**Problem description:** Find how many lines of the listing include the string "text", and report only that figure.

>>>

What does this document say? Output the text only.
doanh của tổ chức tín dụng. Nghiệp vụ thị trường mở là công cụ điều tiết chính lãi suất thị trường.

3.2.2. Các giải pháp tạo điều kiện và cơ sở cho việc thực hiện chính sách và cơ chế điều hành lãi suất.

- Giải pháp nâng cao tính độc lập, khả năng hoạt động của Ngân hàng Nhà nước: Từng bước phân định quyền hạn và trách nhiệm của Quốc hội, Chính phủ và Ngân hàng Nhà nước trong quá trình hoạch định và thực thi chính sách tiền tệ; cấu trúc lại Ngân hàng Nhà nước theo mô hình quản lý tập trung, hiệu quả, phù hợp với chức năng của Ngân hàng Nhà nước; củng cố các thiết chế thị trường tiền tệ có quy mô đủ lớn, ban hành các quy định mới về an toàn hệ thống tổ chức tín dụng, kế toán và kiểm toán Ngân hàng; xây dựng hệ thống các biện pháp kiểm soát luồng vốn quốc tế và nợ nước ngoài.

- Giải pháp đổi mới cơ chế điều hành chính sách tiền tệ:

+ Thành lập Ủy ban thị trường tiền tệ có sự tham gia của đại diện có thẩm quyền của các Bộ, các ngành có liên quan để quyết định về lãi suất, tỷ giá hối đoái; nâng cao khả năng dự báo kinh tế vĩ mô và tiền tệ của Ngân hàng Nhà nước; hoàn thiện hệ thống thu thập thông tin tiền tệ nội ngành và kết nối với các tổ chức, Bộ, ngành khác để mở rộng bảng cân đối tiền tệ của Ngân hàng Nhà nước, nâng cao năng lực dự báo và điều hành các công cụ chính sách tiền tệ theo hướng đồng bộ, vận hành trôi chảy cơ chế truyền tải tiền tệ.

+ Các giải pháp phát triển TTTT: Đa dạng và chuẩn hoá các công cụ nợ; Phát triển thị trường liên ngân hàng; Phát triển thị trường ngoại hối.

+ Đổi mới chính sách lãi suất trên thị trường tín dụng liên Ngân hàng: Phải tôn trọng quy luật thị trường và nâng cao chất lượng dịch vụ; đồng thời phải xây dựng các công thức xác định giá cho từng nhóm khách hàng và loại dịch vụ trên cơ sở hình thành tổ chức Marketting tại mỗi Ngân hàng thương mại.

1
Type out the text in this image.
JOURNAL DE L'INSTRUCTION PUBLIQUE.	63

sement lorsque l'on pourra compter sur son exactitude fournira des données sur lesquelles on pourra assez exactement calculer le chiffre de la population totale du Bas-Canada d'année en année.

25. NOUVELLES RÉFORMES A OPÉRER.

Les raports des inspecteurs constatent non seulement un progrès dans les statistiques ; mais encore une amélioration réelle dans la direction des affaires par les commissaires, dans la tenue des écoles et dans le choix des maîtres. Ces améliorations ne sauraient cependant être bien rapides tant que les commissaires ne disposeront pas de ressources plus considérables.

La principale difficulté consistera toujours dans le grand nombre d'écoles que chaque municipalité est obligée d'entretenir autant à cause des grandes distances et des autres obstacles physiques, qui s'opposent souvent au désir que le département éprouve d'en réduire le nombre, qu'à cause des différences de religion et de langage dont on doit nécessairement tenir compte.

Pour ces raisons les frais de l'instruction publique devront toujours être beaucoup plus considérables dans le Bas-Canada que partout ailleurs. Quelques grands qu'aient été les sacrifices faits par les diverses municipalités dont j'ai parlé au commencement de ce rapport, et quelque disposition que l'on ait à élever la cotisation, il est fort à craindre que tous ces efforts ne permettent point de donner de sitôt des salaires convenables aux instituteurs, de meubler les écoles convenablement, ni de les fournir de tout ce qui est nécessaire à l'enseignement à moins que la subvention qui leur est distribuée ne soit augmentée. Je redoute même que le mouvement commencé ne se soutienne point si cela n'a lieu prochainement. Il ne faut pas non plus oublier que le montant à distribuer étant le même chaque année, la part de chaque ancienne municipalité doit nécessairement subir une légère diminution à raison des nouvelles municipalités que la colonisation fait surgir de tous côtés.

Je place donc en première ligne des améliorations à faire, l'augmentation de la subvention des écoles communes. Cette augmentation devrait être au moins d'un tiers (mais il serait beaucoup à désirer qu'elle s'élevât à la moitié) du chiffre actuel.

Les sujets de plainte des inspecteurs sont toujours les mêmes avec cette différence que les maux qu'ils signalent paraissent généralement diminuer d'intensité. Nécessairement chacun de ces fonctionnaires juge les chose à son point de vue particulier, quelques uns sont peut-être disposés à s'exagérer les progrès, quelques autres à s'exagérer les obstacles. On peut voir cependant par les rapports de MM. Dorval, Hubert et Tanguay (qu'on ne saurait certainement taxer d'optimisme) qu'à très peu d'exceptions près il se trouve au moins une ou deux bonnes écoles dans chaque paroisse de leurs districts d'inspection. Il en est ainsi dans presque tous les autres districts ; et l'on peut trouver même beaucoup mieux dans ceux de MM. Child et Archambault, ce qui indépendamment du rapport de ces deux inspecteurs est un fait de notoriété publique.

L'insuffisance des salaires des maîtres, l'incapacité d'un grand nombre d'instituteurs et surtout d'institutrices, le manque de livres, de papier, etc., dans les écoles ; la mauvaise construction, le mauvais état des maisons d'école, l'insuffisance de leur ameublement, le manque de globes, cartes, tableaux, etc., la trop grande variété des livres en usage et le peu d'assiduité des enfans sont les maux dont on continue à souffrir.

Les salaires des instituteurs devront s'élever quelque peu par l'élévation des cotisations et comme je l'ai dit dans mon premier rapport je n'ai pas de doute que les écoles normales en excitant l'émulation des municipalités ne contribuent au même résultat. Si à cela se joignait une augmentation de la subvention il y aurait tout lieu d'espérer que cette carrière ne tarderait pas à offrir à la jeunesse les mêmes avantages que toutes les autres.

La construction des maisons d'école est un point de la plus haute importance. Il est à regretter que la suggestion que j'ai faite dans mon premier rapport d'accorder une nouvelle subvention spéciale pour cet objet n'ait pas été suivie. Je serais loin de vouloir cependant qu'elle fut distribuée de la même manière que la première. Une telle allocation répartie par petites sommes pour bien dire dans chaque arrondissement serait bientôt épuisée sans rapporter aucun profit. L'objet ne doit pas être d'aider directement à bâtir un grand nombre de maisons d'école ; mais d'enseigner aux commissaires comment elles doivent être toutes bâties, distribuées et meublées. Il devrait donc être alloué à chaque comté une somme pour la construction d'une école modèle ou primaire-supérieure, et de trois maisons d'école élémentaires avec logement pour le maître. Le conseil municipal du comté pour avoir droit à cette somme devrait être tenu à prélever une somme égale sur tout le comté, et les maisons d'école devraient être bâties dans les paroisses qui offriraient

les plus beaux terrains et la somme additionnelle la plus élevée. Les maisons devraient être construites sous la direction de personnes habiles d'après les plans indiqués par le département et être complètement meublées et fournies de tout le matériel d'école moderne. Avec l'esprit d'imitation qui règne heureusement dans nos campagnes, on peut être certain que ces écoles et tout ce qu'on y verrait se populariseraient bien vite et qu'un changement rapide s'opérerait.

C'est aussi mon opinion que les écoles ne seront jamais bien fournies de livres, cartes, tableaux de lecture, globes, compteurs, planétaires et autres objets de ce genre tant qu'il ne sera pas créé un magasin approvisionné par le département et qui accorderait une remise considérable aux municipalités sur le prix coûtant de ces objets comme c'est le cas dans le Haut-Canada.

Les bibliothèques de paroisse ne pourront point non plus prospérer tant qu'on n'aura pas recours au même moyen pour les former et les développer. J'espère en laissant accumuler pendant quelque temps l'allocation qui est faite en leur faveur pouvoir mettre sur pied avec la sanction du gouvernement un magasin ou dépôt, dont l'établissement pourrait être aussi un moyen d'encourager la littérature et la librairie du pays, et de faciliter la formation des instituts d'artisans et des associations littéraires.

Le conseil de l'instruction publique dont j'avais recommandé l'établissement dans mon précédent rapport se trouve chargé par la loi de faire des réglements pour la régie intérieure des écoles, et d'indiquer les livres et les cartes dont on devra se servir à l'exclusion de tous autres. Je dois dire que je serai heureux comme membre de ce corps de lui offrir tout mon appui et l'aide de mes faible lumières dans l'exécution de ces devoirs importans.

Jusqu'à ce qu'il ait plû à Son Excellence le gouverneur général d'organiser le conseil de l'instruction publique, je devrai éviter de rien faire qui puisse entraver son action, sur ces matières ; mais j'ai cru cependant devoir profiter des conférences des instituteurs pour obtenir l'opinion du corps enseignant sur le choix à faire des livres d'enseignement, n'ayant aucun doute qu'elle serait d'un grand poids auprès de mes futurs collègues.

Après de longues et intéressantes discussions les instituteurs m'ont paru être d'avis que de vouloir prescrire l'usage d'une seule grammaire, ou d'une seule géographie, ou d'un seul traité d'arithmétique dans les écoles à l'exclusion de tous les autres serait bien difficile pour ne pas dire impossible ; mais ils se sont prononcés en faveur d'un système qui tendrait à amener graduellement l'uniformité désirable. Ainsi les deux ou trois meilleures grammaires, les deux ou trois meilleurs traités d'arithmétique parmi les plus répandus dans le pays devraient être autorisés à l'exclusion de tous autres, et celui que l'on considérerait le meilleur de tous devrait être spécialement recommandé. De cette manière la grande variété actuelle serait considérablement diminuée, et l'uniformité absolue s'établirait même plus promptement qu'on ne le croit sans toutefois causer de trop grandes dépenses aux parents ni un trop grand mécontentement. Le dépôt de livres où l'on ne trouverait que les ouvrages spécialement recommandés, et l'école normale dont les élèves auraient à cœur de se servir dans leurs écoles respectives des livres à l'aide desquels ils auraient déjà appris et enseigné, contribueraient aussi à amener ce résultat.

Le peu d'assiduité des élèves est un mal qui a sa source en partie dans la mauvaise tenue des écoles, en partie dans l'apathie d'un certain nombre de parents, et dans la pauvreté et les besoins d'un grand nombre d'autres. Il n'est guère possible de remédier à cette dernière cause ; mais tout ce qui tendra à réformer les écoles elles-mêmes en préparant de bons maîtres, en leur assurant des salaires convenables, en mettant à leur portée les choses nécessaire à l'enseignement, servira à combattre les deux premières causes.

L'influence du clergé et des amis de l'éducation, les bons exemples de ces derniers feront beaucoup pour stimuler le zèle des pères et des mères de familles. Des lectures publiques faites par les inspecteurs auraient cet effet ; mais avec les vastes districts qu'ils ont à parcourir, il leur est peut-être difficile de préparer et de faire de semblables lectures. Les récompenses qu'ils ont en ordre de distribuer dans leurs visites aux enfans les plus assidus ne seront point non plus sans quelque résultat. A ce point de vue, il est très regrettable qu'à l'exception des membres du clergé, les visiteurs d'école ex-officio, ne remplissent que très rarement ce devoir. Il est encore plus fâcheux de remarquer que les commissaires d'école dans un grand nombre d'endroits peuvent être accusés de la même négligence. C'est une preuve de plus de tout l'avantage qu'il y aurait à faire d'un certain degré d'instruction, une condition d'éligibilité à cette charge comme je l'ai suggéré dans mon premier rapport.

<<<

**Task solution:** 2